--- SHORT PROBLEM ---
Which lines hold the word "pontban"? Copy each of them.
PROVIDED RECORDS start
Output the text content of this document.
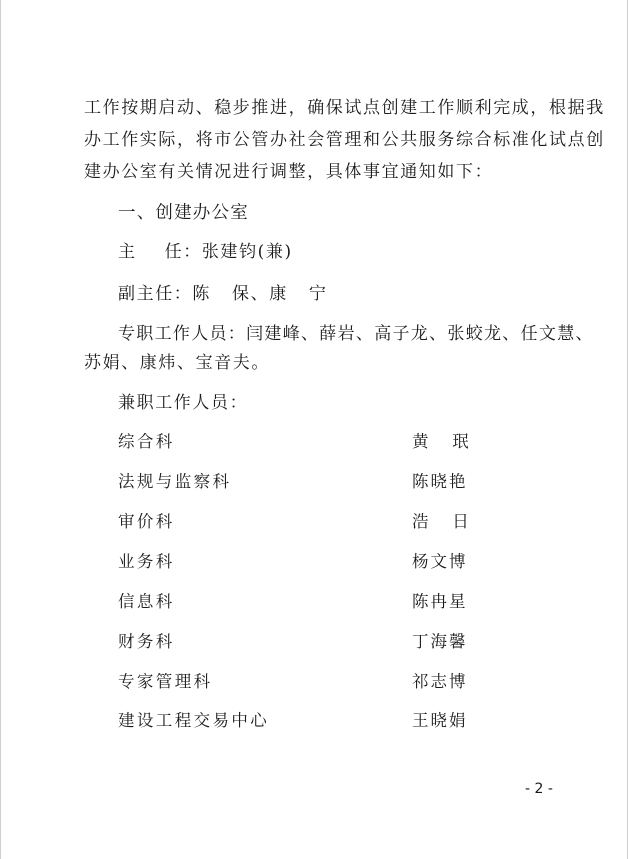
工作按期启动、稳步推进，确保试点创建工作顺利完成，根据我
办工作实际，将市公管办社会管理和公共服务综合标准化试点创
建办公室有关情况进行调整，具体事宜通知如下：
一、创建办公室
主    任：张建钧(兼)
副主任：陈   保、康   宁
专职工作人员：闫建峰、薛岩、高子龙、张蛟龙、任文慧、
苏娟、康炜、宝音夫。
兼职工作人员：
综合科	黄   珉
法规与监察科	陈晓艳
审价科	浩   日
业务科	杨文博
信息科	陈冉星
财务科	丁海馨
专家管理科	祁志博
建设工程交易中心	王晓娟
- 2 -
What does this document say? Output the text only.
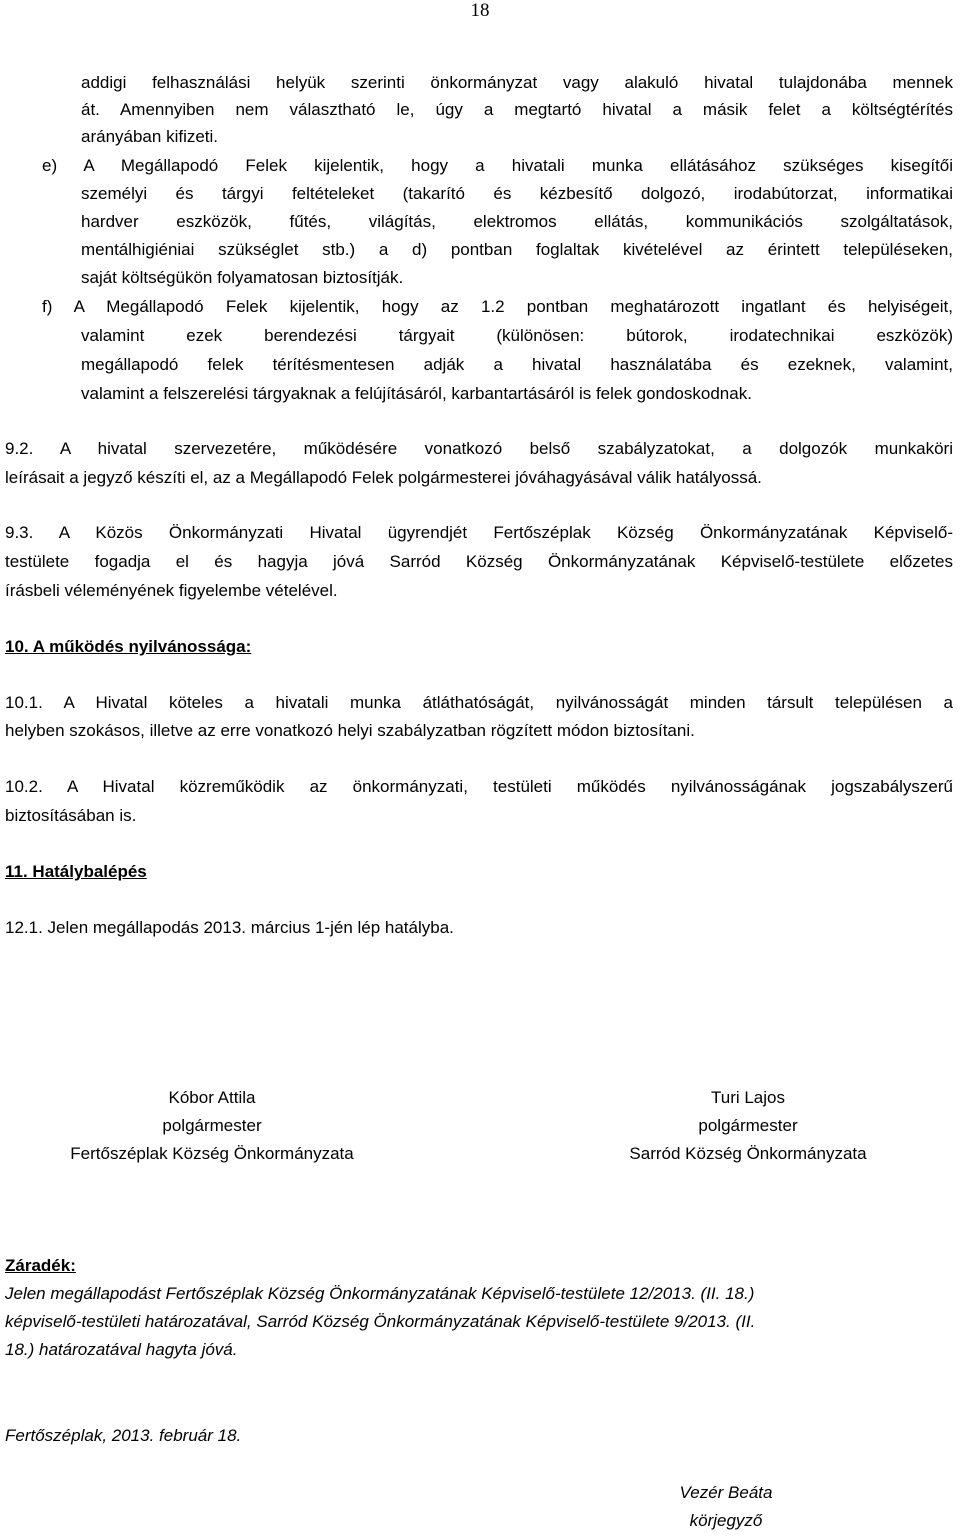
18
addigi felhasználási helyük szerinti önkormányzat vagy alakuló hivatal tulajdonába mennek
át. Amennyiben nem választható le, úgy a megtartó hivatal a másik felet a költségtérítés
arányában kifizeti.
e) A Megállapodó Felek kijelentik, hogy a hivatali munka ellátásához szükséges kisegítői
személyi és tárgyi feltételeket (takarító és kézbesítő dolgozó, irodabútorzat, informatikai
hardver eszközök, fűtés, világítás, elektromos ellátás, kommunikációs szolgáltatások,
mentálhigiéniai szükséglet stb.) a d) pontban foglaltak kivételével az érintett településeken,
saját költségükön folyamatosan biztosítják.
f) A Megállapodó Felek kijelentik, hogy az 1.2 pontban meghatározott ingatlant és helyiségeit,
valamint ezek berendezési tárgyait (különösen: bútorok, irodatechnikai eszközök)
megállapodó felek térítésmentesen adják a hivatal használatába és ezeknek, valamint,
valamint a felszerelési tárgyaknak a felújításáról, karbantartásáról is felek gondoskodnak.
9.2. A hivatal szervezetére, működésére vonatkozó belső szabályzatokat, a dolgozók munkaköri
leírásait a jegyző készíti el, az a Megállapodó Felek polgármesterei jóváhagyásával válik hatályossá.
9.3. A Közös Önkormányzati Hivatal ügyrendjét Fertőszéplak Község Önkormányzatának Képviselő-
testülete fogadja el és hagyja jóvá Sarród Község Önkormányzatának Képviselő-testülete előzetes
írásbeli véleményének figyelembe vételével.
10. A működés nyilvánossága:
10.1. A Hivatal köteles a hivatali munka átláthatóságát, nyilvánosságát minden társult településen a
helyben szokásos, illetve az erre vonatkozó helyi szabályzatban rögzített módon biztosítani.
10.2. A Hivatal közreműködik az önkormányzati, testületi működés nyilvánosságának jogszabályszerű
biztosításában is.
11. Hatálybalépés
12.1. Jelen megállapodás 2013. március 1-jén lép hatályba.
Kóbor Attila
polgármester
Fertőszéplak Község Önkormányzata
Turi Lajos
polgármester
Sarród Község Önkormányzata
Záradék:
Jelen megállapodást Fertőszéplak Község Önkormányzatának Képviselő-testülete 12/2013. (II. 18.)
képviselő-testületi határozatával, Sarród Község Önkormányzatának Képviselő-testülete 9/2013. (II.
18.) határozatával hagyta jóvá.
Fertőszéplak, 2013. február 18.
Vezér Beáta
körjegyző
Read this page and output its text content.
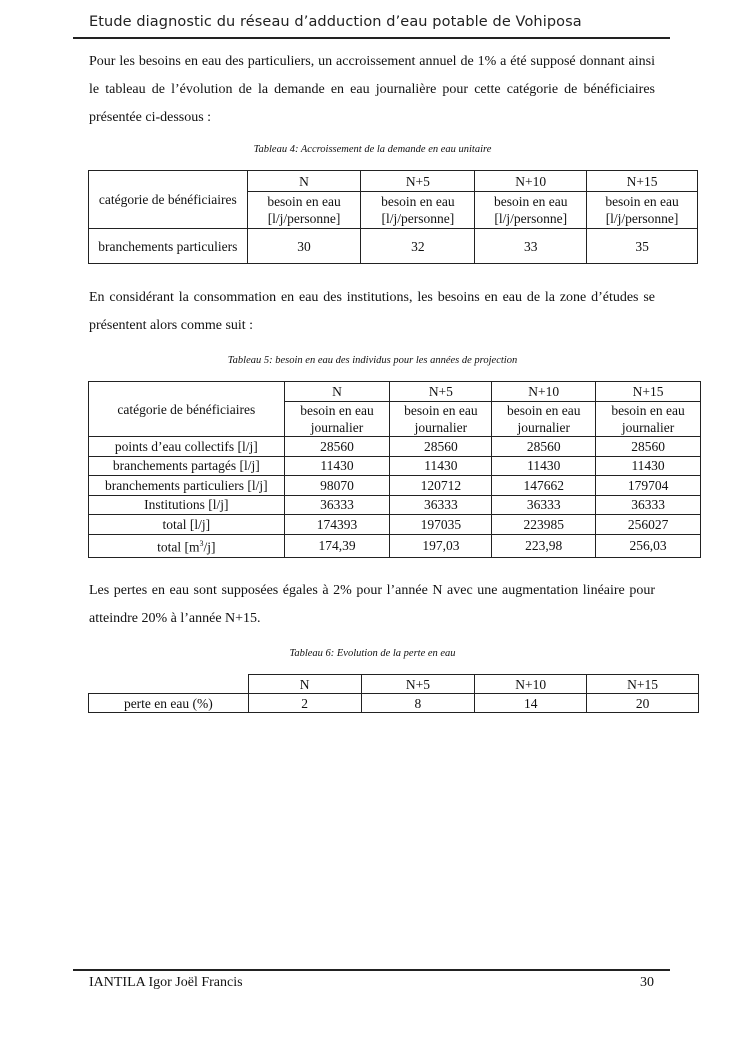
Etude diagnostic du réseau d’adduction d’eau potable de Vohiposa
Pour les besoins en eau des particuliers, un accroissement annuel de 1% a été supposé donnant ainsi le tableau de l’évolution de la demande en eau journalière pour cette catégorie de bénéficiaires présentée ci-dessous :
Tableau 4: Accroissement de la demande en eau unitaire
catégorie de bénéficiaires	N	N+5	N+10	N+15
	besoin en eau [l/j/personne]	besoin en eau [l/j/personne]	besoin en eau [l/j/personne]	besoin en eau [l/j/personne]
branchements particuliers	30	32	33	35
En considérant la consommation en eau des institutions, les besoins en eau de la zone d’études se présentent alors comme suit :
Tableau 5: besoin en eau des individus pour les années de projection
catégorie de bénéficiaires	N	N+5	N+10	N+15
	besoin en eau journalier	besoin en eau journalier	besoin en eau journalier	besoin en eau journalier
points d’eau collectifs [l/j]	28560	28560	28560	28560
branchements partagés [l/j]	11430	11430	11430	11430
branchements particuliers [l/j]	98070	120712	147662	179704
Institutions [l/j]	36333	36333	36333	36333
total [l/j]	174393	197035	223985	256027
total $[m^3/j]$	174,39	197,03	223,98	256,03
Les pertes en eau sont supposées égales à 2% pour l’année N avec une augmentation linéaire pour atteindre 20% à l’année N+15.
Tableau 6: Evolution de la perte en eau
	N	N+5	N+10	N+15
perte en eau (%)	2	8	14	20
IANTILA Igor Joël Francis	30
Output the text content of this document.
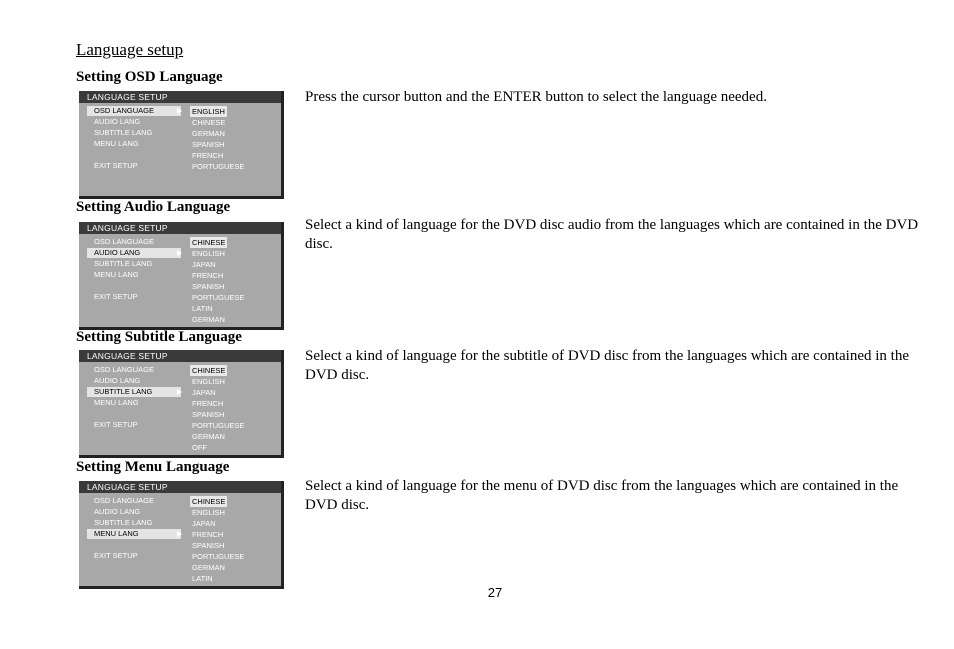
Language setup
Setting OSD Language
LANGUAGE SETUP
OSD LANGUAGE
AUDIO LANG
SUBTITLE LANG
MENU LANG
EXIT SETUP
ENGLISH
CHINESE
GERMAN
SPANISH
FRENCH
PORTUGUESE
Press the cursor button and the ENTER button to select the language needed.
Setting Audio Language
LANGUAGE SETUP
OSD LANGUAGE
AUDIO LANG
SUBTITLE LANG
MENU LANG
EXIT SETUP
CHINESE
ENGLISH
JAPAN
FRENCH
SPANISH
PORTUGUESE
LATIN
GERMAN
Select a kind of language for the DVD disc audio from the languages which are contained in the DVD disc.
Setting Subtitle Language
LANGUAGE SETUP
OSD LANGUAGE
AUDIO LANG
SUBTITLE LANG
MENU LANG
EXIT SETUP
CHINESE
ENGLISH
JAPAN
FRENCH
SPANISH
PORTUGUESE
GERMAN
OFF
Select a kind of language for the subtitle of DVD disc from the languages which are contained in the DVD disc.
Setting Menu Language
LANGUAGE SETUP
OSD LANGUAGE
AUDIO LANG
SUBTITLE LANG
MENU LANG
EXIT SETUP
CHINESE
ENGLISH
JAPAN
FRENCH
SPANISH
PORTUGUESE
GERMAN
LATIN
Select a kind of language for the menu of DVD disc from the languages which are contained in the DVD disc.
27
PROVIDED RECORDS end
--- THE OUTPUT ---
mentálhigiéniai szükséglet stb.) a d) pontban foglaltak kivételével az érintett településeken,
f) A Megállapodó Felek kijelentik, hogy az 1.2 pontban meghatározott ingatlant és helyiségeit,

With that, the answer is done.